-- Input rows start --
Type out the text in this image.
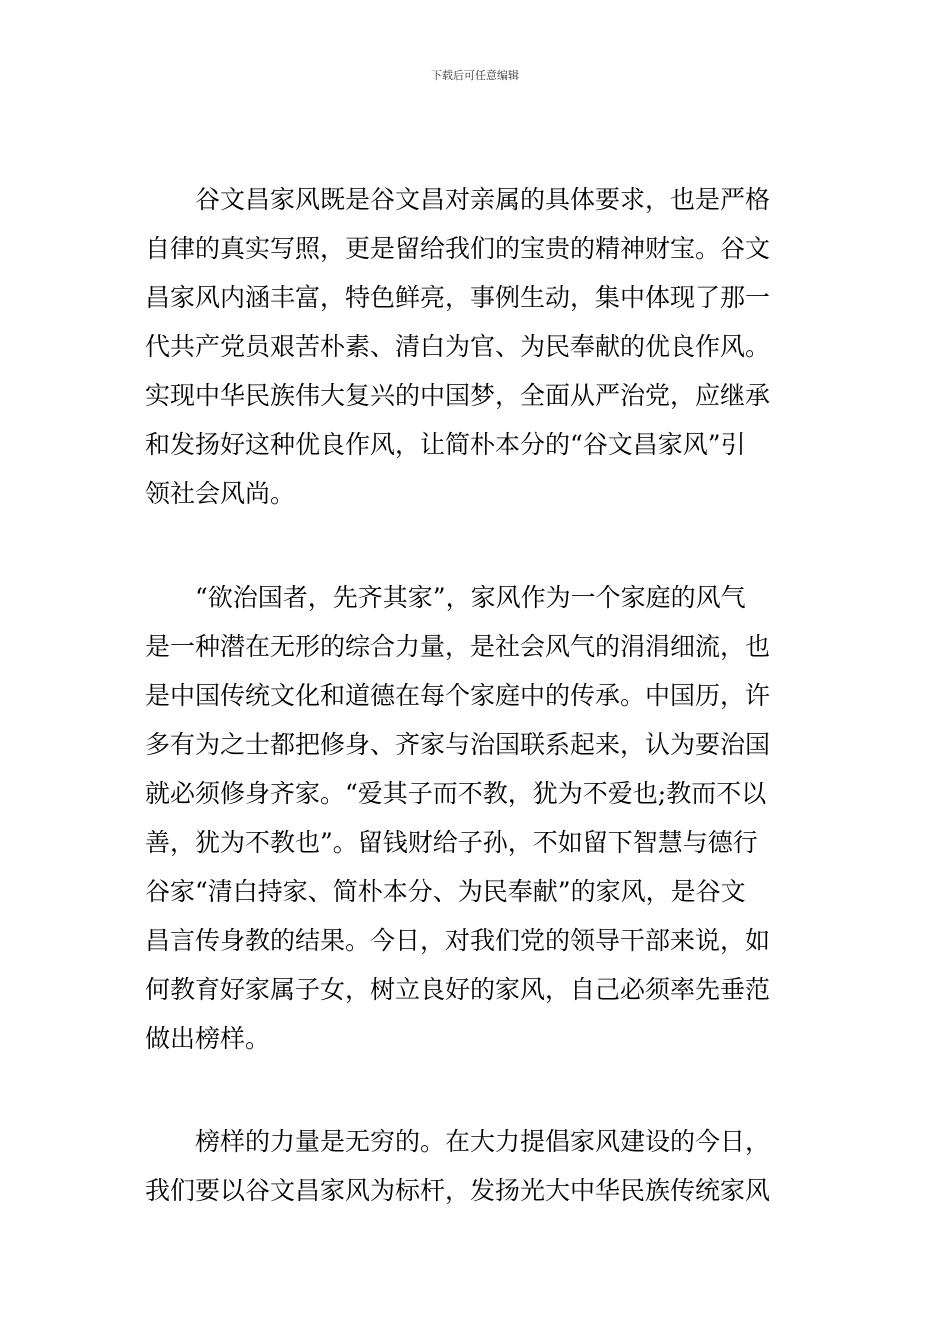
下载后可任意编辑
　　谷文昌家风既是谷文昌对亲属的具体要求，也是严格
自律的真实写照，更是留给我们的宝贵的精神财宝。谷文
昌家风内涵丰富，特色鲜亮，事例生动，集中体现了那一
代共产党员艰苦朴素、清白为官、为民奉献的优良作风。
实现中华民族伟大复兴的中国梦，全面从严治党，应继承
和发扬好这种优良作风，让简朴本分的“谷文昌家风”引
领社会风尚。
　　“欲治国者，先齐其家”，家风作为一个家庭的风气
是一种潜在无形的综合力量，是社会风气的涓涓细流，也
是中国传统文化和道德在每个家庭中的传承。中国历，许
多有为之士都把修身、齐家与治国联系起来，认为要治国
就必须修身齐家。“爱其子而不教，犹为不爱也;教而不以
善，犹为不教也”。留钱财给子孙，不如留下智慧与德行
谷家“清白持家、简朴本分、为民奉献”的家风，是谷文
昌言传身教的结果。今日，对我们党的领导干部来说，如
何教育好家属子女，树立良好的家风，自己必须率先垂范
做出榜样。
　　榜样的力量是无穷的。在大力提倡家风建设的今日，
我们要以谷文昌家风为标杆，发扬光大中华民族传统家风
-- Input rows end --
Restate the data above word for word. Skip every picture.

Type out the text in this image.
下载后可任意编辑
　　谷文昌家风既是谷文昌对亲属的具体要求，也是严格
自律的真实写照，更是留给我们的宝贵的精神财宝。谷文
昌家风内涵丰富，特色鲜亮，事例生动，集中体现了那一
代共产党员艰苦朴素、清白为官、为民奉献的优良作风。
实现中华民族伟大复兴的中国梦，全面从严治党，应继承
和发扬好这种优良作风，让简朴本分的“谷文昌家风”引
领社会风尚。
　　“欲治国者，先齐其家”，家风作为一个家庭的风气
是一种潜在无形的综合力量，是社会风气的涓涓细流，也
是中国传统文化和道德在每个家庭中的传承。中国历，许
多有为之士都把修身、齐家与治国联系起来，认为要治国
就必须修身齐家。“爱其子而不教，犹为不爱也;教而不以
善，犹为不教也”。留钱财给子孙，不如留下智慧与德行
谷家“清白持家、简朴本分、为民奉献”的家风，是谷文
昌言传身教的结果。今日，对我们党的领导干部来说，如
何教育好家属子女，树立良好的家风，自己必须率先垂范
做出榜样。
　　榜样的力量是无穷的。在大力提倡家风建设的今日，
我们要以谷文昌家风为标杆，发扬光大中华民族传统家风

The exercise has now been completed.